■ **REQUEST**: Reproduce the records that follow in full, excluding any picture they contain.

>> START

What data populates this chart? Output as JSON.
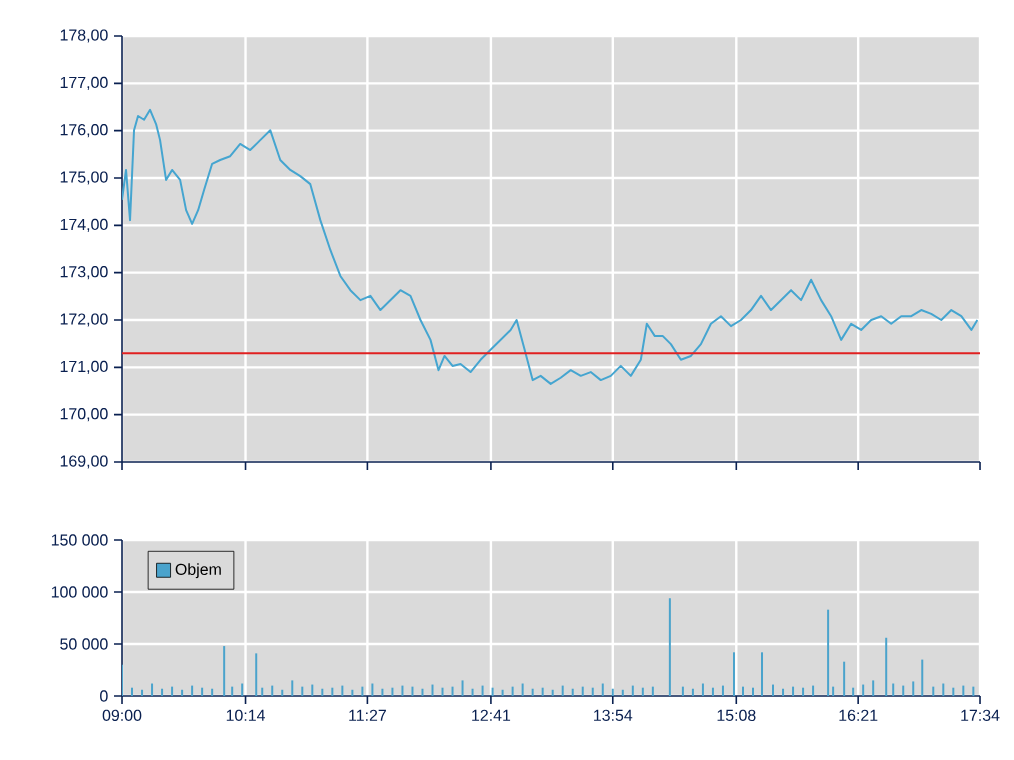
{
  "chart_data": [
    {
      "type": "line",
      "tick_labels": "y",
      "grid": true,
      "x": [
        9.0,
        9.04,
        9.08,
        9.12,
        9.16,
        9.22,
        9.28,
        9.34,
        9.38,
        9.44,
        9.5,
        9.58,
        9.64,
        9.7,
        9.76,
        9.82,
        9.9,
        9.98,
        10.08,
        10.18,
        10.28,
        10.38,
        10.48,
        10.58,
        10.68,
        10.78,
        10.88,
        10.98,
        11.08,
        11.18,
        11.28,
        11.38,
        11.48,
        11.58,
        11.68,
        11.78,
        11.88,
        11.98,
        12.08,
        12.16,
        12.22,
        12.3,
        12.38,
        12.48,
        12.58,
        12.68,
        12.78,
        12.88,
        12.94,
        13.02,
        13.1,
        13.18,
        13.28,
        13.38,
        13.48,
        13.58,
        13.68,
        13.78,
        13.88,
        13.98,
        14.08,
        14.18,
        14.24,
        14.32,
        14.4,
        14.48,
        14.58,
        14.68,
        14.78,
        14.88,
        14.98,
        15.08,
        15.18,
        15.28,
        15.38,
        15.48,
        15.58,
        15.68,
        15.78,
        15.88,
        15.98,
        16.08,
        16.18,
        16.28,
        16.38,
        16.48,
        16.58,
        16.68,
        16.78,
        16.88,
        16.98,
        17.08,
        17.18,
        17.28,
        17.38,
        17.48,
        17.54
      ],
      "series": [
        {
          "color": "#45a5d0",
          "values": [
            174.54,
            175.17,
            174.11,
            176.01,
            176.31,
            176.23,
            176.44,
            176.14,
            175.8,
            174.96,
            175.17,
            174.96,
            174.32,
            174.03,
            174.32,
            174.75,
            175.3,
            175.38,
            175.46,
            175.72,
            175.59,
            175.8,
            176.01,
            175.38,
            175.17,
            175.04,
            174.87,
            174.11,
            173.48,
            172.93,
            172.63,
            172.42,
            172.51,
            172.21,
            172.42,
            172.63,
            172.51,
            172.0,
            171.58,
            170.94,
            171.24,
            171.03,
            171.07,
            170.9,
            171.16,
            171.37,
            171.58,
            171.79,
            172.0,
            171.37,
            170.73,
            170.82,
            170.65,
            170.78,
            170.94,
            170.82,
            170.9,
            170.73,
            170.82,
            171.03,
            170.82,
            171.16,
            171.92,
            171.66,
            171.66,
            171.49,
            171.16,
            171.24,
            171.49,
            171.92,
            172.08,
            171.87,
            172.0,
            172.21,
            172.51,
            172.21,
            172.42,
            172.63,
            172.42,
            172.85,
            172.42,
            172.08,
            171.58,
            171.92,
            171.79,
            172.0,
            172.08,
            171.92,
            172.08,
            172.08,
            172.21,
            172.13,
            172.0,
            172.21,
            172.08,
            171.79,
            172.0
          ]
        }
      ],
      "xlim": [
        9,
        17.5667
      ],
      "xticks": [
        {
          "value": 9,
          "label": null
        },
        {
          "value": 10.2333,
          "label": null
        },
        {
          "value": 11.45,
          "label": null
        },
        {
          "value": 12.6833,
          "label": null
        },
        {
          "value": 13.9,
          "label": null
        },
        {
          "value": 15.1333,
          "label": null
        },
        {
          "value": 16.35,
          "label": null
        },
        {
          "value": 17.5667,
          "label": null
        }
      ],
      "ylim": [
        169,
        178
      ],
      "yticks": [
        {
          "value": 169,
          "label": "169,00"
        },
        {
          "value": 170,
          "label": "170,00"
        },
        {
          "value": 171,
          "label": "171,00"
        },
        {
          "value": 172,
          "label": "172,00"
        },
        {
          "value": 173,
          "label": "173,00"
        },
        {
          "value": 174,
          "label": "174,00"
        },
        {
          "value": 175,
          "label": "175,00"
        },
        {
          "value": 176,
          "label": "176,00"
        },
        {
          "value": 177,
          "label": "177,00"
        },
        {
          "value": 178,
          "label": "178,00"
        }
      ],
      "ref_lines": [
        {
          "axis": "y",
          "value": 171.3,
          "color": "#e02020"
        }
      ]
    },
    {
      "type": "bar",
      "grid": true,
      "legend": "top left",
      "x": [
        9.0,
        9.1,
        9.2,
        9.3,
        9.4,
        9.5,
        9.6,
        9.7,
        9.8,
        9.9,
        10.02,
        10.1,
        10.2,
        10.34,
        10.4,
        10.5,
        10.6,
        10.7,
        10.8,
        10.9,
        11.0,
        11.1,
        11.2,
        11.3,
        11.4,
        11.5,
        11.6,
        11.7,
        11.8,
        11.9,
        12.0,
        12.1,
        12.2,
        12.3,
        12.4,
        12.5,
        12.6,
        12.7,
        12.8,
        12.9,
        13.0,
        13.1,
        13.2,
        13.3,
        13.4,
        13.5,
        13.6,
        13.7,
        13.8,
        13.9,
        14.0,
        14.1,
        14.2,
        14.3,
        14.47,
        14.6,
        14.7,
        14.8,
        14.9,
        15.0,
        15.11,
        15.2,
        15.3,
        15.39,
        15.5,
        15.6,
        15.7,
        15.8,
        15.9,
        16.05,
        16.1,
        16.21,
        16.3,
        16.4,
        16.5,
        16.63,
        16.7,
        16.8,
        16.9,
        16.99,
        17.1,
        17.2,
        17.3,
        17.4,
        17.5
      ],
      "series": [
        {
          "name": "Objem",
          "color": "#4aa3cc",
          "values": [
            30000,
            8000,
            6000,
            12000,
            7000,
            9000,
            6000,
            10000,
            8000,
            7000,
            48000,
            9000,
            12000,
            41000,
            8000,
            10000,
            6000,
            15000,
            9000,
            11000,
            7000,
            8000,
            10000,
            6000,
            9000,
            12000,
            7000,
            8000,
            10000,
            9000,
            7000,
            11000,
            8000,
            9000,
            15000,
            7000,
            10000,
            8000,
            6000,
            9000,
            12000,
            7000,
            8000,
            6000,
            10000,
            7000,
            9000,
            8000,
            12000,
            7000,
            6000,
            10000,
            8000,
            9000,
            94000,
            9000,
            7000,
            12000,
            8000,
            10000,
            42000,
            9000,
            8000,
            42000,
            11000,
            7000,
            9000,
            8000,
            10000,
            83000,
            9000,
            33000,
            8000,
            11000,
            15000,
            56000,
            12000,
            10000,
            14000,
            35000,
            9000,
            12000,
            8000,
            10000,
            9000
          ]
        }
      ],
      "xlim": [
        9,
        17.5667
      ],
      "xticks": [
        {
          "value": 9,
          "label": "09:00"
        },
        {
          "value": 10.2333,
          "label": "10:14"
        },
        {
          "value": 11.45,
          "label": "11:27"
        },
        {
          "value": 12.6833,
          "label": "12:41"
        },
        {
          "value": 13.9,
          "label": "13:54"
        },
        {
          "value": 15.1333,
          "label": "15:08"
        },
        {
          "value": 16.35,
          "label": "16:21"
        },
        {
          "value": 17.5667,
          "label": "17:34"
        }
      ],
      "ylim": [
        0,
        150000
      ],
      "yticks": [
        0,
        {
          "value": 50000,
          "label": "50 000"
        },
        {
          "value": 100000,
          "label": "100 000"
        },
        {
          "value": 150000,
          "label": "150 000"
        }
      ]
    }
  ]
}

>> END

■ **CORRECT RESPONSE**:
What data populates this chart? Output as JSON.
{
  "chart_data": [
    {
      "type": "line",
      "tick_labels": "y",
      "grid": true,
      "x": [
        9.0,
        9.04,
        9.08,
        9.12,
        9.16,
        9.22,
        9.28,
        9.34,
        9.38,
        9.44,
        9.5,
        9.58,
        9.64,
        9.7,
        9.76,
        9.82,
        9.9,
        9.98,
        10.08,
        10.18,
        10.28,
        10.38,
        10.48,
        10.58,
        10.68,
        10.78,
        10.88,
        10.98,
        11.08,
        11.18,
        11.28,
        11.38,
        11.48,
        11.58,
        11.68,
        11.78,
        11.88,
        11.98,
        12.08,
        12.16,
        12.22,
        12.3,
        12.38,
        12.48,
        12.58,
        12.68,
        12.78,
        12.88,
        12.94,
        13.02,
        13.1,
        13.18,
        13.28,
        13.38,
        13.48,
        13.58,
        13.68,
        13.78,
        13.88,
        13.98,
        14.08,
        14.18,
        14.24,
        14.32,
        14.4,
        14.48,
        14.58,
        14.68,
        14.78,
        14.88,
        14.98,
        15.08,
        15.18,
        15.28,
        15.38,
        15.48,
        15.58,
        15.68,
        15.78,
        15.88,
        15.98,
        16.08,
        16.18,
        16.28,
        16.38,
        16.48,
        16.58,
        16.68,
        16.78,
        16.88,
        16.98,
        17.08,
        17.18,
        17.28,
        17.38,
        17.48,
        17.54
      ],
      "series": [
        {
          "color": "#45a5d0",
          "values": [
            174.54,
            175.17,
            174.11,
            176.01,
            176.31,
            176.23,
            176.44,
            176.14,
            175.8,
            174.96,
            175.17,
            174.96,
            174.32,
            174.03,
            174.32,
            174.75,
            175.3,
            175.38,
            175.46,
            175.72,
            175.59,
            175.8,
            176.01,
            175.38,
            175.17,
            175.04,
            174.87,
            174.11,
            173.48,
            172.93,
            172.63,
            172.42,
            172.51,
            172.21,
            172.42,
            172.63,
            172.51,
            172.0,
            171.58,
            170.94,
            171.24,
            171.03,
            171.07,
            170.9,
            171.16,
            171.37,
            171.58,
            171.79,
            172.0,
            171.37,
            170.73,
            170.82,
            170.65,
            170.78,
            170.94,
            170.82,
            170.9,
            170.73,
            170.82,
            171.03,
            170.82,
            171.16,
            171.92,
            171.66,
            171.66,
            171.49,
            171.16,
            171.24,
            171.49,
            171.92,
            172.08,
            171.87,
            172.0,
            172.21,
            172.51,
            172.21,
            172.42,
            172.63,
            172.42,
            172.85,
            172.42,
            172.08,
            171.58,
            171.92,
            171.79,
            172.0,
            172.08,
            171.92,
            172.08,
            172.08,
            172.21,
            172.13,
            172.0,
            172.21,
            172.08,
            171.79,
            172.0
          ]
        }
      ],
      "xlim": [
        9,
        17.5667
      ],
      "xticks": [
        {
          "value": 9,
          "label": null
        },
        {
          "value": 10.2333,
          "label": null
        },
        {
          "value": 11.45,
          "label": null
        },
        {
          "value": 12.6833,
          "label": null
        },
        {
          "value": 13.9,
          "label": null
        },
        {
          "value": 15.1333,
          "label": null
        },
        {
          "value": 16.35,
          "label": null
        },
        {
          "value": 17.5667,
          "label": null
        }
      ],
      "ylim": [
        169,
        178
      ],
      "yticks": [
        {
          "value": 169,
          "label": "169,00"
        },
        {
          "value": 170,
          "label": "170,00"
        },
        {
          "value": 171,
          "label": "171,00"
        },
        {
          "value": 172,
          "label": "172,00"
        },
        {
          "value": 173,
          "label": "173,00"
        },
        {
          "value": 174,
          "label": "174,00"
        },
        {
          "value": 175,
          "label": "175,00"
        },
        {
          "value": 176,
          "label": "176,00"
        },
        {
          "value": 177,
          "label": "177,00"
        },
        {
          "value": 178,
          "label": "178,00"
        }
      ],
      "ref_lines": [
        {
          "axis": "y",
          "value": 171.3,
          "color": "#e02020"
        }
      ]
    },
    {
      "type": "bar",
      "grid": true,
      "legend": "top left",
      "x": [
        9.0,
        9.1,
        9.2,
        9.3,
        9.4,
        9.5,
        9.6,
        9.7,
        9.8,
        9.9,
        10.02,
        10.1,
        10.2,
        10.34,
        10.4,
        10.5,
        10.6,
        10.7,
        10.8,
        10.9,
        11.0,
        11.1,
        11.2,
        11.3,
        11.4,
        11.5,
        11.6,
        11.7,
        11.8,
        11.9,
        12.0,
        12.1,
        12.2,
        12.3,
        12.4,
        12.5,
        12.6,
        12.7,
        12.8,
        12.9,
        13.0,
        13.1,
        13.2,
        13.3,
        13.4,
        13.5,
        13.6,
        13.7,
        13.8,
        13.9,
        14.0,
        14.1,
        14.2,
        14.3,
        14.47,
        14.6,
        14.7,
        14.8,
        14.9,
        15.0,
        15.11,
        15.2,
        15.3,
        15.39,
        15.5,
        15.6,
        15.7,
        15.8,
        15.9,
        16.05,
        16.1,
        16.21,
        16.3,
        16.4,
        16.5,
        16.63,
        16.7,
        16.8,
        16.9,
        16.99,
        17.1,
        17.2,
        17.3,
        17.4,
        17.5
      ],
      "series": [
        {
          "name": "Objem",
          "color": "#4aa3cc",
          "values": [
            30000,
            8000,
            6000,
            12000,
            7000,
            9000,
            6000,
            10000,
            8000,
            7000,
            48000,
            9000,
            12000,
            41000,
            8000,
            10000,
            6000,
            15000,
            9000,
            11000,
            7000,
            8000,
            10000,
            6000,
            9000,
            12000,
            7000,
            8000,
            10000,
            9000,
            7000,
            11000,
            8000,
            9000,
            15000,
            7000,
            10000,
            8000,
            6000,
            9000,
            12000,
            7000,
            8000,
            6000,
            10000,
            7000,
            9000,
            8000,
            12000,
            7000,
            6000,
            10000,
            8000,
            9000,
            94000,
            9000,
            7000,
            12000,
            8000,
            10000,
            42000,
            9000,
            8000,
            42000,
            11000,
            7000,
            9000,
            8000,
            10000,
            83000,
            9000,
            33000,
            8000,
            11000,
            15000,
            56000,
            12000,
            10000,
            14000,
            35000,
            9000,
            12000,
            8000,
            10000,
            9000
          ]
        }
      ],
      "xlim": [
        9,
        17.5667
      ],
      "xticks": [
        {
          "value": 9,
          "label": "09:00"
        },
        {
          "value": 10.2333,
          "label": "10:14"
        },
        {
          "value": 11.45,
          "label": "11:27"
        },
        {
          "value": 12.6833,
          "label": "12:41"
        },
        {
          "value": 13.9,
          "label": "13:54"
        },
        {
          "value": 15.1333,
          "label": "15:08"
        },
        {
          "value": 16.35,
          "label": "16:21"
        },
        {
          "value": 17.5667,
          "label": "17:34"
        }
      ],
      "ylim": [
        0,
        150000
      ],
      "yticks": [
        0,
        {
          "value": 50000,
          "label": "50 000"
        },
        {
          "value": 100000,
          "label": "100 000"
        },
        {
          "value": 150000,
          "label": "150 000"
        }
      ]
    }
  ]
}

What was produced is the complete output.